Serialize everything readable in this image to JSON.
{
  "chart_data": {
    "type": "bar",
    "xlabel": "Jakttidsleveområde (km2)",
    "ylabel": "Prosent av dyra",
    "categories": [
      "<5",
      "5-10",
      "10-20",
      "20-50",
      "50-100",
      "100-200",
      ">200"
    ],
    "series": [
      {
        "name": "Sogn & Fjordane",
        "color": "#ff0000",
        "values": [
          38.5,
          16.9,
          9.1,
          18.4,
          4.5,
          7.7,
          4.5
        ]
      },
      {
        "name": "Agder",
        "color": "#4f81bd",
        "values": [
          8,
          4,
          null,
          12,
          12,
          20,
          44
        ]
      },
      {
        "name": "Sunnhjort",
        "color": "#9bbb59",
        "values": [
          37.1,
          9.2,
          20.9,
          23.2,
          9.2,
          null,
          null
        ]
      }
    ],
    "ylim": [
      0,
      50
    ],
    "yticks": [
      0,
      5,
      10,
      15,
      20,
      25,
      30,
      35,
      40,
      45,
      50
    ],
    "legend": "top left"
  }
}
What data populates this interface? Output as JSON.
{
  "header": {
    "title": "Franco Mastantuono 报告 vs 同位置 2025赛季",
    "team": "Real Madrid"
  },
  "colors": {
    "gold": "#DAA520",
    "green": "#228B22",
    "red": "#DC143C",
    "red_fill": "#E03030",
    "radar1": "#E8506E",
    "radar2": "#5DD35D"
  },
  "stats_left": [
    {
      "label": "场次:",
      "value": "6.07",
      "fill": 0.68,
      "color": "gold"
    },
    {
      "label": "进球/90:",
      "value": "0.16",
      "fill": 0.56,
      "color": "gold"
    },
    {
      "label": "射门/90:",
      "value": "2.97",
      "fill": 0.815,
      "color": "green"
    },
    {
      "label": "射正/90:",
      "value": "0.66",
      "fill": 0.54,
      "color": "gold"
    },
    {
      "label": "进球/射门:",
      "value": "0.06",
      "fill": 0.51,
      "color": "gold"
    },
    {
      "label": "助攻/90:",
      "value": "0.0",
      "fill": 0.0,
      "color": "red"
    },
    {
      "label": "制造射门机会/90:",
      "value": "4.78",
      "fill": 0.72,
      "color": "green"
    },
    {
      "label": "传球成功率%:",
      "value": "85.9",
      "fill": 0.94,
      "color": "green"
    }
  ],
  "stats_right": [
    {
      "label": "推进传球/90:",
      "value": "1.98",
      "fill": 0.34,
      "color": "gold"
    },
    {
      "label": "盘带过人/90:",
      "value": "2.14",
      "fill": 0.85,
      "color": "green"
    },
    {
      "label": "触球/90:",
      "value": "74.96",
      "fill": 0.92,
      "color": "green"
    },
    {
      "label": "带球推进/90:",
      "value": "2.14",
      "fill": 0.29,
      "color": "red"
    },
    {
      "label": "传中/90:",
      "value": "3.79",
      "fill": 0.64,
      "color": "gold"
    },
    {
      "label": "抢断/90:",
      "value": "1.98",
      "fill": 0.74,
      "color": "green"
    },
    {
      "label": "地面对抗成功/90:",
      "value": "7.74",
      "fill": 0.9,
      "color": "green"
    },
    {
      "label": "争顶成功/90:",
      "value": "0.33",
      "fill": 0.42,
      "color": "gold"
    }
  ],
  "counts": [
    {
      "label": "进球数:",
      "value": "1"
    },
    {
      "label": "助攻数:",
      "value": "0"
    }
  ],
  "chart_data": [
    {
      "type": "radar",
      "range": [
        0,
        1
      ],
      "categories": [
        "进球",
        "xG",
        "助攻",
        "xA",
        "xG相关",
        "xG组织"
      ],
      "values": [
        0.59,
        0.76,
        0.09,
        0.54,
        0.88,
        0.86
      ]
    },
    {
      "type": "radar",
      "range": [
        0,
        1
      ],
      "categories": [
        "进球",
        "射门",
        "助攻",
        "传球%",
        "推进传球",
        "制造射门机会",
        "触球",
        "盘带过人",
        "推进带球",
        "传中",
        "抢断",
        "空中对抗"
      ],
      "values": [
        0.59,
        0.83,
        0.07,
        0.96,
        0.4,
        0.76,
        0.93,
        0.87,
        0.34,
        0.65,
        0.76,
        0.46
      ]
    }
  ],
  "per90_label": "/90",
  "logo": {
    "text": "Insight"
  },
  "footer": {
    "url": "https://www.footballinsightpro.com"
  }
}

• **What needs to be done**
Type out the full listing again, exactly as given.

• **Result for this task**
Serialize everything readable in this image to JSON.
{
  "chart_data": {
    "type": "bar",
    "xlabel": "Jakttidsleveområde (km2)",
    "ylabel": "Prosent av dyra",
    "categories": [
      "<5",
      "5-10",
      "10-20",
      "20-50",
      "50-100",
      "100-200",
      ">200"
    ],
    "series": [
      {
        "name": "Sogn & Fjordane",
        "color": "#ff0000",
        "values": [
          38.5,
          16.9,
          9.1,
          18.4,
          4.5,
          7.7,
          4.5
        ]
      },
      {
        "name": "Agder",
        "color": "#4f81bd",
        "values": [
          8,
          4,
          null,
          12,
          12,
          20,
          44
        ]
      },
      {
        "name": "Sunnhjort",
        "color": "#9bbb59",
        "values": [
          37.1,
          9.2,
          20.9,
          23.2,
          9.2,
          null,
          null
        ]
      }
    ],
    "ylim": [
      0,
      50
    ],
    "yticks": [
      0,
      5,
      10,
      15,
      20,
      25,
      30,
      35,
      40,
      45,
      50
    ],
    "legend": "top left"
  }
}
What data populates this interface? Output as JSON.
{
  "header": {
    "title": "Franco Mastantuono 报告 vs 同位置 2025赛季",
    "team": "Real Madrid"
  },
  "colors": {
    "gold": "#DAA520",
    "green": "#228B22",
    "red": "#DC143C",
    "red_fill": "#E03030",
    "radar1": "#E8506E",
    "radar2": "#5DD35D"
  },
  "stats_left": [
    {
      "label": "场次:",
      "value": "6.07",
      "fill": 0.68,
      "color": "gold"
    },
    {
      "label": "进球/90:",
      "value": "0.16",
      "fill": 0.56,
      "color": "gold"
    },
    {
      "label": "射门/90:",
      "value": "2.97",
      "fill": 0.815,
      "color": "green"
    },
    {
      "label": "射正/90:",
      "value": "0.66",
      "fill": 0.54,
      "color": "gold"
    },
    {
      "label": "进球/射门:",
      "value": "0.06",
      "fill": 0.51,
      "color": "gold"
    },
    {
      "label": "助攻/90:",
      "value": "0.0",
      "fill": 0.0,
      "color": "red"
    },
    {
      "label": "制造射门机会/90:",
      "value": "4.78",
      "fill": 0.72,
      "color": "green"
    },
    {
      "label": "传球成功率%:",
      "value": "85.9",
      "fill": 0.94,
      "color": "green"
    }
  ],
  "stats_right": [
    {
      "label": "推进传球/90:",
      "value": "1.98",
      "fill": 0.34,
      "color": "gold"
    },
    {
      "label": "盘带过人/90:",
      "value": "2.14",
      "fill": 0.85,
      "color": "green"
    },
    {
      "label": "触球/90:",
      "value": "74.96",
      "fill": 0.92,
      "color": "green"
    },
    {
      "label": "带球推进/90:",
      "value": "2.14",
      "fill": 0.29,
      "color": "red"
    },
    {
      "label": "传中/90:",
      "value": "3.79",
      "fill": 0.64,
      "color": "gold"
    },
    {
      "label": "抢断/90:",
      "value": "1.98",
      "fill": 0.74,
      "color": "green"
    },
    {
      "label": "地面对抗成功/90:",
      "value": "7.74",
      "fill": 0.9,
      "color": "green"
    },
    {
      "label": "争顶成功/90:",
      "value": "0.33",
      "fill": 0.42,
      "color": "gold"
    }
  ],
  "counts": [
    {
      "label": "进球数:",
      "value": "1"
    },
    {
      "label": "助攻数:",
      "value": "0"
    }
  ],
  "chart_data": [
    {
      "type": "radar",
      "range": [
        0,
        1
      ],
      "categories": [
        "进球",
        "xG",
        "助攻",
        "xA",
        "xG相关",
        "xG组织"
      ],
      "values": [
        0.59,
        0.76,
        0.09,
        0.54,
        0.88,
        0.86
      ]
    },
    {
      "type": "radar",
      "range": [
        0,
        1
      ],
      "categories": [
        "进球",
        "射门",
        "助攻",
        "传球%",
        "推进传球",
        "制造射门机会",
        "触球",
        "盘带过人",
        "推进带球",
        "传中",
        "抢断",
        "空中对抗"
      ],
      "values": [
        0.59,
        0.83,
        0.07,
        0.96,
        0.4,
        0.76,
        0.93,
        0.87,
        0.34,
        0.65,
        0.76,
        0.46
      ]
    }
  ],
  "per90_label": "/90",
  "logo": {
    "text": "Insight"
  },
  "footer": {
    "url": "https://www.footballinsightpro.com"
  }
}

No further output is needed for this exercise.